_Exercise task_
Copy each line of the items below word for word, leaving out the pictures.

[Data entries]
■ ■ ■ ■
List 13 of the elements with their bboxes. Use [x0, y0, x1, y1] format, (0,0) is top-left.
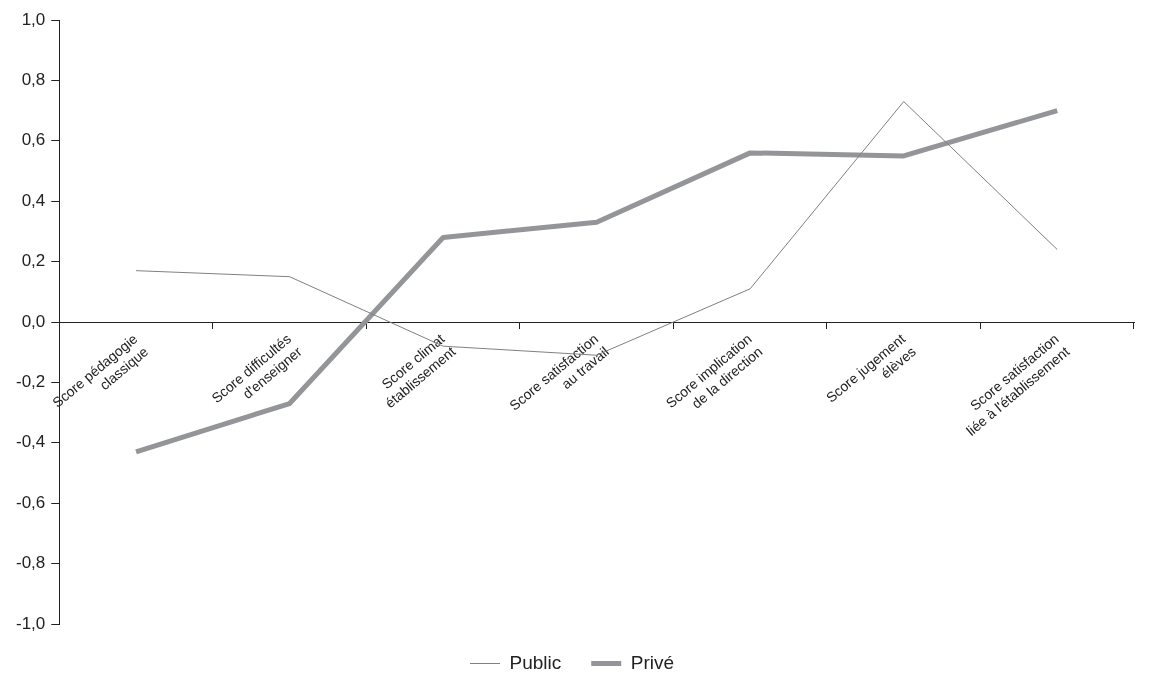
- legend-label: Public: [509, 651, 562, 673]
- y-tick-label: 0,6: [21, 130, 46, 150]
- y-tick-label: -0,4: [16, 432, 46, 452]
- y-tick-label: -1,0: [16, 613, 46, 633]
- y-tick-label: -0,8: [16, 553, 46, 573]
- y-tick-label: 1,0: [21, 9, 46, 29]
- y-tick-label: 0,4: [21, 190, 46, 210]
- y-tick-label: 0,2: [21, 251, 46, 271]
- legend-label: Privé: [630, 651, 675, 673]
- y-tick-label: 0,8: [21, 70, 46, 90]
- y-tick-label: -0,2: [16, 372, 46, 392]
- y-tick-label: -0,6: [16, 492, 46, 512]
- y-tick-label: 0,0: [21, 311, 46, 331]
■ ■ ■ ■
_Exercise response_
List 13 of the elements with their bboxes. Use [x0, y0, x1, y1] format, (0,0) is top-left.
- legend-label: Public: [509, 651, 562, 673]
- y-tick-label: 0,6: [21, 130, 46, 150]
- y-tick-label: -0,4: [16, 432, 46, 452]
- y-tick-label: -1,0: [16, 613, 46, 633]
- y-tick-label: -0,8: [16, 553, 46, 573]
- y-tick-label: 1,0: [21, 9, 46, 29]
- y-tick-label: 0,4: [21, 190, 46, 210]
- y-tick-label: 0,2: [21, 251, 46, 271]
- legend-label: Privé: [630, 651, 675, 673]
- y-tick-label: 0,8: [21, 70, 46, 90]
- y-tick-label: -0,2: [16, 372, 46, 392]
- y-tick-label: -0,6: [16, 492, 46, 512]
- y-tick-label: 0,0: [21, 311, 46, 331]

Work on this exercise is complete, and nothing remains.